Data for this exercise:
= = = = = = =

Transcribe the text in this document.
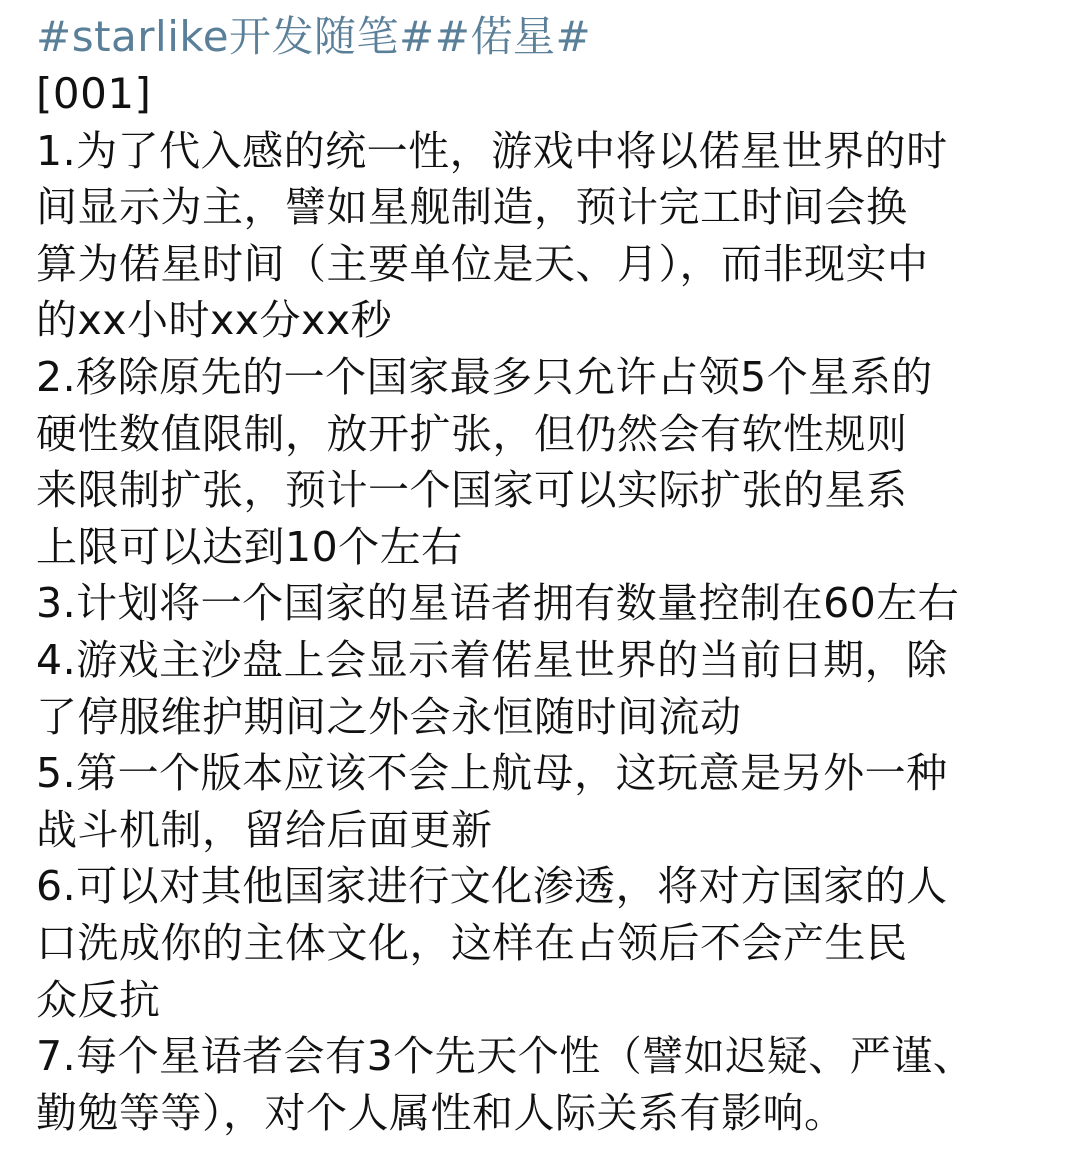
#starlike开发随笔##偌星#
[001]
1.为了代入感的统一性，游戏中将以偌星世界的时
间显示为主，譬如星舰制造，预计完工时间会换
算为偌星时间（主要单位是天、月），而非现实中
的xx小时xx分xx秒
2.移除原先的一个国家最多只允许占领5个星系的
硬性数值限制，放开扩张，但仍然会有软性规则
来限制扩张，预计一个国家可以实际扩张的星系
上限可以达到10个左右
3.计划将一个国家的星语者拥有数量控制在60左右
4.游戏主沙盘上会显示着偌星世界的当前日期，除
了停服维护期间之外会永恒随时间流动
5.第一个版本应该不会上航母，这玩意是另外一种
战斗机制，留给后面更新
6.可以对其他国家进行文化渗透，将对方国家的人
口洗成你的主体文化，这样在占领后不会产生民
众反抗
7.每个星语者会有3个先天个性（譬如迟疑、严谨、
勤勉等等），对个人属性和人际关系有影响。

= = = = = = =

Directions: Write out all the entries exactly, except for the pictures.

Written solution:
Transcribe the text in this document.
#starlike开发随笔##偌星#
[001]
1.为了代入感的统一性，游戏中将以偌星世界的时
间显示为主，譬如星舰制造，预计完工时间会换
算为偌星时间（主要单位是天、月），而非现实中
的xx小时xx分xx秒
2.移除原先的一个国家最多只允许占领5个星系的
硬性数值限制，放开扩张，但仍然会有软性规则
来限制扩张，预计一个国家可以实际扩张的星系
上限可以达到10个左右
3.计划将一个国家的星语者拥有数量控制在60左右
4.游戏主沙盘上会显示着偌星世界的当前日期，除
了停服维护期间之外会永恒随时间流动
5.第一个版本应该不会上航母，这玩意是另外一种
战斗机制，留给后面更新
6.可以对其他国家进行文化渗透，将对方国家的人
口洗成你的主体文化，这样在占领后不会产生民
众反抗
7.每个星语者会有3个先天个性（譬如迟疑、严谨、
勤勉等等），对个人属性和人际关系有影响。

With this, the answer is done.